* **ZU ERLEDIGEN**:
1. Wie viel Leistung hatte der Roadster Nissan DC-3 laut dem Text über Nissan-Sportwagen?
2. Gib die Einträge von der Zeile mit „For every button, label, input, icon, or“ bis einschließlich der Zeile mit „16: 4.7% 16 <box>570 47 605 75</box>“ als CSV mit den Spalten „eingabe“ und „ausgabe“ wieder, eine Zeile je Eintrag mit seinem Text und der zugehörigen Antwort. Setze jedes Feld in Anführungszeichen, ersetze Zeilenumbrüche durch Leerzeichen und lass die Bilder weg.

* **TEXTAUSZUG**:
Seit sechs Jahrzehnten setzen schnelle Nissan Bestmarken in Nippons Sportwagenhistorie. Heute gilt der 390 kW/530 PS starke und über 315 km/h schnelle Nissan GT-R als Schrecken aller Supersportwagen, vor allem wenn es auf die Nürburgring-Nordschleife geht. Ganze 15 kW/21 PS genügten dagegen dem Roadster Nissan DC-3, um vor 60 Jahren als Urvater aller japanischen Sportwagen an den Start zu gehen. Kaum stärker war der 32 kW/43 PS leistende Nissan SP212 Fairlady, der vor 50 Jahren als erster japanischer Roadster auf amerikanischen Highways für Furore sorgte. Immerhin 96 kW/130 PS setzte der 240Z frei, mit dem die Nissan Z-Reihe vor über 40 Jahren in Fahrt kam, um später als weltweit meistverkaufter Sportwagen aller Zeiten Geschichte zu schreiben. Eine Sportschau für alle mit dem Bonsaiflitzer 100NX, den Mittelfeldstürmern Silvia und SX und dem Superstar 300ZX Twin-Turbo bot Nissan zum Ende des 20. Jahrhunderts. So unterschiedlich die Nissan Sportwagenkonzepte der letzten sechs Jahrzehnte waren, Meilensteine in der Automobilgeschichte setzten sie alle.

* **ZU BEARBEITENDE EINTRÄGE**:
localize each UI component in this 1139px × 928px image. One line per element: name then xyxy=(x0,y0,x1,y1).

--

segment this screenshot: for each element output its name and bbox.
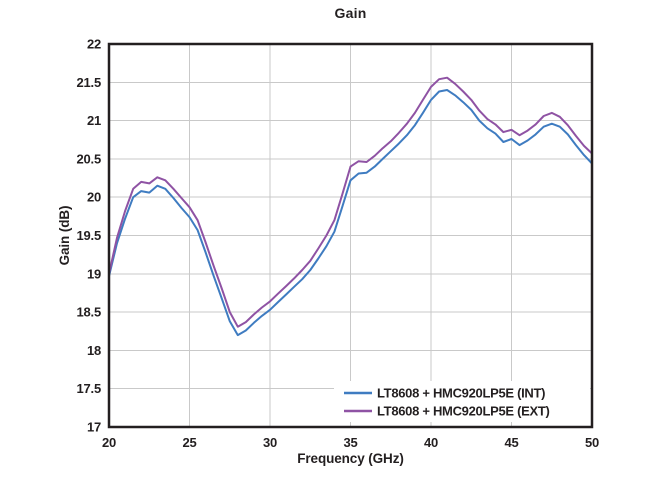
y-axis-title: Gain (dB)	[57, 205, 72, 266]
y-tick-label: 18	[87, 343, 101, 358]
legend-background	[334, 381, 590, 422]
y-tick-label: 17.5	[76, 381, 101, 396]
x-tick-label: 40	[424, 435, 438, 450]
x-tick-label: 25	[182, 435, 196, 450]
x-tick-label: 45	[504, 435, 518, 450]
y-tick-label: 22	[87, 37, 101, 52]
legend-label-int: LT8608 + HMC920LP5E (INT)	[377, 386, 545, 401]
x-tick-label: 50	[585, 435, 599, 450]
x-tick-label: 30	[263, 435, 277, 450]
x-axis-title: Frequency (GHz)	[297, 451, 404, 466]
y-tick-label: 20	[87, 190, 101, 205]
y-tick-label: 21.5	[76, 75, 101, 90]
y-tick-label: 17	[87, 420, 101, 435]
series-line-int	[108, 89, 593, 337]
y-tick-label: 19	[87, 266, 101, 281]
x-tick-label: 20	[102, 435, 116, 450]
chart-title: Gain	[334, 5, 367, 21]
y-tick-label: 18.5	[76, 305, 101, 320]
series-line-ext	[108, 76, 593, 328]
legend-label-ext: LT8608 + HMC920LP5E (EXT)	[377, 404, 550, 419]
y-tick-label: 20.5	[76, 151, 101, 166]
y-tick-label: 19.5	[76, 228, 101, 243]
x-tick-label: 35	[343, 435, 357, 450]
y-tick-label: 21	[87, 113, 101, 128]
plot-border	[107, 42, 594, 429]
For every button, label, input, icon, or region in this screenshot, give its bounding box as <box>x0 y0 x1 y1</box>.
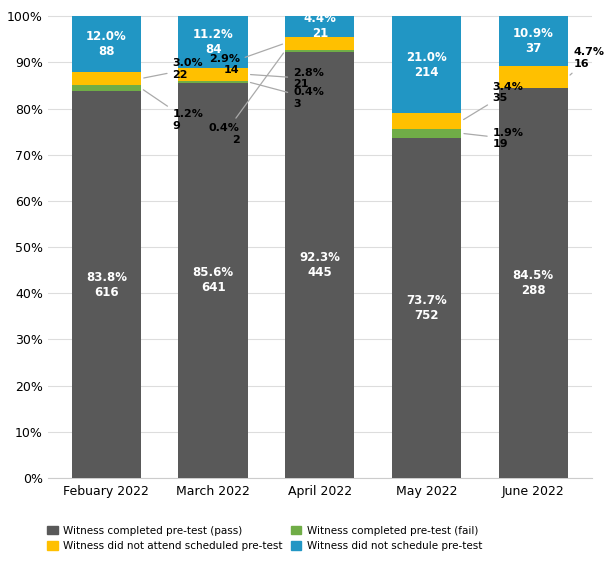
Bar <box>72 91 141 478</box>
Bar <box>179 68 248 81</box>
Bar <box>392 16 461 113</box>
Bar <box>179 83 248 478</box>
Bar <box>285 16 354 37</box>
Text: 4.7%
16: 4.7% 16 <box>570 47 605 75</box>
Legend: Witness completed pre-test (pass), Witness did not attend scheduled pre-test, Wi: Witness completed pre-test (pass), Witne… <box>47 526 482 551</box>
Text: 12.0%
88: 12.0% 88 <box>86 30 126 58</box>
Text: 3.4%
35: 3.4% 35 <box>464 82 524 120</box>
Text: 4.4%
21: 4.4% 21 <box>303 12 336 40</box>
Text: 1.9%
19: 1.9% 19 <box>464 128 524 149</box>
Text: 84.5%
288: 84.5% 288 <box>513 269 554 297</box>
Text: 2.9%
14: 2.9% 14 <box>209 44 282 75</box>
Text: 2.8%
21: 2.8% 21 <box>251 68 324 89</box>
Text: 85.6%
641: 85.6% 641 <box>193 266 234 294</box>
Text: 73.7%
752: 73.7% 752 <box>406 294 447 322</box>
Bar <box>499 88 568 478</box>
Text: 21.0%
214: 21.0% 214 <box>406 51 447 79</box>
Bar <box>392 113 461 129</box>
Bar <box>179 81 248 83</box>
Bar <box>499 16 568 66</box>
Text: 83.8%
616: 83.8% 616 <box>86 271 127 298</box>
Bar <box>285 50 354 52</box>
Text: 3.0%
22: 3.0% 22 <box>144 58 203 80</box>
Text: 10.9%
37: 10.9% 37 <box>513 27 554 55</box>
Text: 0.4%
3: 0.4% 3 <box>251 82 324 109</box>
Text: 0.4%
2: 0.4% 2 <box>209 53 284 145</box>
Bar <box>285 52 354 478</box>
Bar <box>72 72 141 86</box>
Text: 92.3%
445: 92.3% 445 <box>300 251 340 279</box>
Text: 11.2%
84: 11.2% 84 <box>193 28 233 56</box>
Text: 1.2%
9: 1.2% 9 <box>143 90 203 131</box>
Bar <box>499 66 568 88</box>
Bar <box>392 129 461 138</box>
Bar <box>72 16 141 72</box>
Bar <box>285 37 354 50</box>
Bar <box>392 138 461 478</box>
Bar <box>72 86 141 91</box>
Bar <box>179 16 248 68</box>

* * *

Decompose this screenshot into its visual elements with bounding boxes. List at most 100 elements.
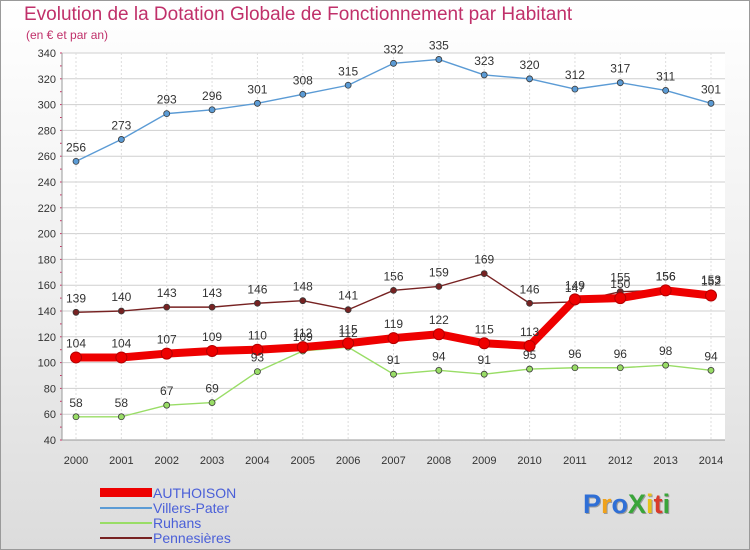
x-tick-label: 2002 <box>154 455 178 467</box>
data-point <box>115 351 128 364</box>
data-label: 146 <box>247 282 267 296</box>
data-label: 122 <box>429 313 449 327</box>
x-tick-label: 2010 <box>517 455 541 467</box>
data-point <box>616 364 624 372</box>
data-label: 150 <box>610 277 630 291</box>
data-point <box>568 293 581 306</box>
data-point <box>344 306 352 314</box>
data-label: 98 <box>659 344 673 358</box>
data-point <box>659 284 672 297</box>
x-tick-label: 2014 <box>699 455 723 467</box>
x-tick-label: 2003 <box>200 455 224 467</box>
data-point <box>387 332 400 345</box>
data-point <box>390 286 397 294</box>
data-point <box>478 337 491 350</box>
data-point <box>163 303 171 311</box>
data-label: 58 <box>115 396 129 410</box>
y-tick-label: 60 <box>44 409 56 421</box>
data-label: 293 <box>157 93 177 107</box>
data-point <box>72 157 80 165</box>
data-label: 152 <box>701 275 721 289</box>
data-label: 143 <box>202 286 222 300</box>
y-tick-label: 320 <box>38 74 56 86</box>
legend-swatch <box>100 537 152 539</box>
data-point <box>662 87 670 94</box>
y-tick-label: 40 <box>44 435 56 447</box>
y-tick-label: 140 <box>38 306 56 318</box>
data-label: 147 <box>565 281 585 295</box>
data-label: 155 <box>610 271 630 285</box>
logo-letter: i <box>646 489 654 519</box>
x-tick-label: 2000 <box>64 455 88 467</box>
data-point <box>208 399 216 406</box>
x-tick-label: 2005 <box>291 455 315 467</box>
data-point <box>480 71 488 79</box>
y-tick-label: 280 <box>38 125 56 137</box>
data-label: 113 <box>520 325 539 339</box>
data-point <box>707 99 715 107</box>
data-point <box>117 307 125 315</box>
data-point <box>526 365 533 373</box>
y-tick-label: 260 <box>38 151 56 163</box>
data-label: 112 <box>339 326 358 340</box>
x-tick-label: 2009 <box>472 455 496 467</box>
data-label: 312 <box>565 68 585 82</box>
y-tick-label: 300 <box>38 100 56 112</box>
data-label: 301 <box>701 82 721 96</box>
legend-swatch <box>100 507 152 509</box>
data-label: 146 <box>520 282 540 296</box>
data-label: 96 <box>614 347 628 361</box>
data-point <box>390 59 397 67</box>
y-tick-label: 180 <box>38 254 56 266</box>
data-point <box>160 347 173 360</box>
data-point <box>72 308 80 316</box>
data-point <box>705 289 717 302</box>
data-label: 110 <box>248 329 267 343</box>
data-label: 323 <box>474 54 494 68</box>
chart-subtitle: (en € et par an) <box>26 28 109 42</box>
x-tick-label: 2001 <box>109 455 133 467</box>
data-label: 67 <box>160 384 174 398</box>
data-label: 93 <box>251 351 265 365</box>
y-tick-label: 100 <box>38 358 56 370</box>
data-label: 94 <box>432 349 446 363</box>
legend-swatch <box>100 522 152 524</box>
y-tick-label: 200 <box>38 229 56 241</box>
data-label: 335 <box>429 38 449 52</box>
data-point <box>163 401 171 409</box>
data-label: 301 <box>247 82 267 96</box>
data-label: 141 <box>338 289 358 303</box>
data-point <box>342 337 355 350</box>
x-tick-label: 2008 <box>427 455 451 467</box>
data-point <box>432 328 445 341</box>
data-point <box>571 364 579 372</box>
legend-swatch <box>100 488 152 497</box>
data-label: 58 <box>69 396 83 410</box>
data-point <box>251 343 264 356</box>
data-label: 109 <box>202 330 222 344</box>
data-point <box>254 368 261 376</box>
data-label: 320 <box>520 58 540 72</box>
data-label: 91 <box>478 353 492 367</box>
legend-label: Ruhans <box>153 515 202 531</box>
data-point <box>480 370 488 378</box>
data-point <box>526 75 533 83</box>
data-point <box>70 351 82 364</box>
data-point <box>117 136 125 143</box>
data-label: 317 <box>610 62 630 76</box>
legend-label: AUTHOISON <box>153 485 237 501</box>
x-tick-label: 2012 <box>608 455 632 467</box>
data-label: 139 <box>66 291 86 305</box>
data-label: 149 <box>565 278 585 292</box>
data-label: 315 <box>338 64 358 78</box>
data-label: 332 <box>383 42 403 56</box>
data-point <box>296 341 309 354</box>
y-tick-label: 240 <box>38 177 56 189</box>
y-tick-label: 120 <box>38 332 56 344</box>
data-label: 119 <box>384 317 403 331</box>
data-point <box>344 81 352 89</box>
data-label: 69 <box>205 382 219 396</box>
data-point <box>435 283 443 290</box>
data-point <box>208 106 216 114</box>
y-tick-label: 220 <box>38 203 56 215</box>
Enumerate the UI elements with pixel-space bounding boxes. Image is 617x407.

* **LÖSUNGEN**:
1. 15 kW/21 PS.

2.
eingabe,ausgabe
"For every button, label, input, icon, or region in this screenshot, give its bounding box as <box>x0 y0 x1 y1</box>.","Bar <box>72 91 141 478</box> Bar <box>179 68 248 81</box> Bar <box>392 16 461 113</box> Bar <box>179 83 248 478</box> Bar <box>285 16 354 37</box> Text: 4.7% 16: 4.7% 16 <box>570 47 605 75</box>"